--- Start of GIVEN INFORMATION ---
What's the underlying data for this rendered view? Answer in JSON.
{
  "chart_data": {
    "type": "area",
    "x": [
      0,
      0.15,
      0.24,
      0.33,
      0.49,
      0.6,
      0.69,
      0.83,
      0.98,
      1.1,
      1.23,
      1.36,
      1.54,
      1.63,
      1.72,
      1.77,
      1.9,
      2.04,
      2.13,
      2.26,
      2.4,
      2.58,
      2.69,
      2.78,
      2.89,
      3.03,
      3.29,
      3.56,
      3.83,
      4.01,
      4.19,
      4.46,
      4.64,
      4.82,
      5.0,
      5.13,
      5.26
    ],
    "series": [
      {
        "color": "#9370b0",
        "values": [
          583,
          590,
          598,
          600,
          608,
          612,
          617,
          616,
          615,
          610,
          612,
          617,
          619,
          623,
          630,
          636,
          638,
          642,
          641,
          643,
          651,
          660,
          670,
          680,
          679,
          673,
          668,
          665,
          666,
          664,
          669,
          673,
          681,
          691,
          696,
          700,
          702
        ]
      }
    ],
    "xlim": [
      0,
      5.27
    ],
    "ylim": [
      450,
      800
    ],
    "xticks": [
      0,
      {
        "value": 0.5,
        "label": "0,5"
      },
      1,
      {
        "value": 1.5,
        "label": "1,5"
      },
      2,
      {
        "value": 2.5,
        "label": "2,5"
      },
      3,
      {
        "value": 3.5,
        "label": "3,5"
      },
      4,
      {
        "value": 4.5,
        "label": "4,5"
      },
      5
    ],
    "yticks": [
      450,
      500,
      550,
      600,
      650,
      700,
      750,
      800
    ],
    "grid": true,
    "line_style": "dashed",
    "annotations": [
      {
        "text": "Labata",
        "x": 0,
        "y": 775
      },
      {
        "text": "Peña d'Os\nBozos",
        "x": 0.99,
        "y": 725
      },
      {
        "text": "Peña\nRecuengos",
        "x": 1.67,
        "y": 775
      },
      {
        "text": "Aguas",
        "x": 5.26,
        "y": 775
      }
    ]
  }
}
--- End of GIVEN INFORMATION ---
--- Start of GIVEN INFORMATION ---
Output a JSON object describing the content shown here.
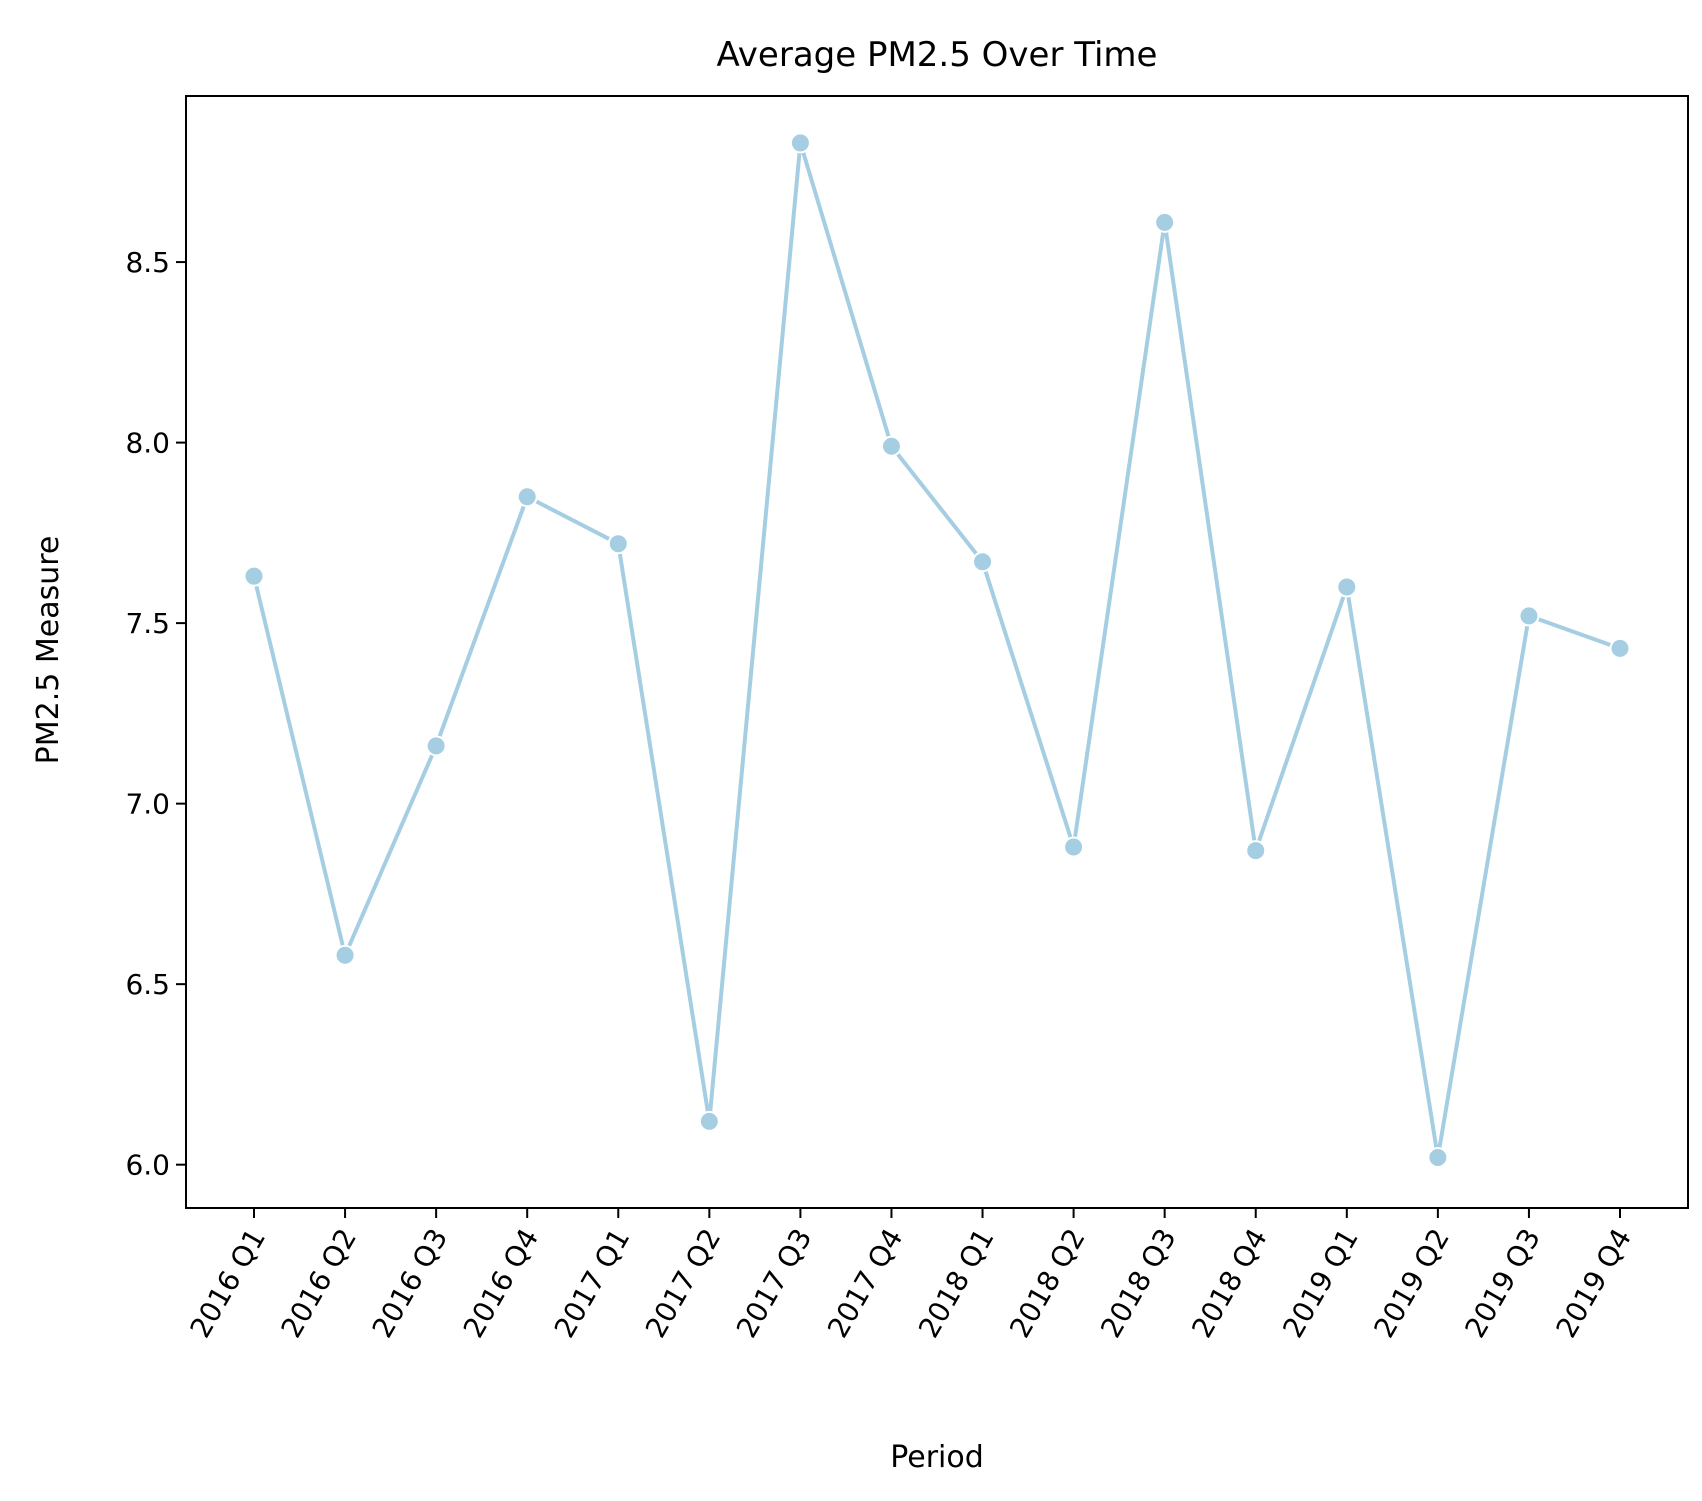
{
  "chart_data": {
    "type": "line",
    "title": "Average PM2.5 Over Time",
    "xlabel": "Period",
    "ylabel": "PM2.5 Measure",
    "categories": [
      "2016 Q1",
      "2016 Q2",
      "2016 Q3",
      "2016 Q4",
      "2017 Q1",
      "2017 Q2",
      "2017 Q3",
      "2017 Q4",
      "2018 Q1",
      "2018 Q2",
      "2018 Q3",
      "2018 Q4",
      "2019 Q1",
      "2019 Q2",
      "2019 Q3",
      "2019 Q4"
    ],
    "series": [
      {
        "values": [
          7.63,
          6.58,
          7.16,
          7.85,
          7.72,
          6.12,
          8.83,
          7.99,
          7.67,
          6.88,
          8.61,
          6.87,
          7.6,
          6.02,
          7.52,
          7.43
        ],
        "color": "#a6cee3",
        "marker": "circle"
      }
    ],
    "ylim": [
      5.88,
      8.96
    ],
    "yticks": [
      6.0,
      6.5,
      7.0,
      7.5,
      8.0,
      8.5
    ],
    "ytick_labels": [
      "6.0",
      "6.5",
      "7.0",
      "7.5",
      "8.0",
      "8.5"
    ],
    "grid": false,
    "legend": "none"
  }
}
--- End of GIVEN INFORMATION ---
--- Start of GIVEN INFORMATION ---
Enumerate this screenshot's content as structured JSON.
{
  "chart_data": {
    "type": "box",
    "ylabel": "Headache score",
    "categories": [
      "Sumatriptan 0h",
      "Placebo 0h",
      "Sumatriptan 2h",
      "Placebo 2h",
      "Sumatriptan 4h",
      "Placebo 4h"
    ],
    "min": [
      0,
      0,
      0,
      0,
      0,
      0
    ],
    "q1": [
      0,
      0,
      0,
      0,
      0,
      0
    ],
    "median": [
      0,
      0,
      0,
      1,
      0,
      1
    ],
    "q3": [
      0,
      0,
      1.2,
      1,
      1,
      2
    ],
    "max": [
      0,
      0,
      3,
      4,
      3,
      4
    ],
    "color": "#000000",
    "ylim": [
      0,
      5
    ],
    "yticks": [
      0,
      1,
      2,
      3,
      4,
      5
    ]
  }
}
--- End of GIVEN INFORMATION ---
> **DIRECTIONS FOR THIS TASK**: Determine how many lines contain the word "text" and reply with that number alone.

> **SOLUTION TO THIS EXERCISE**: 4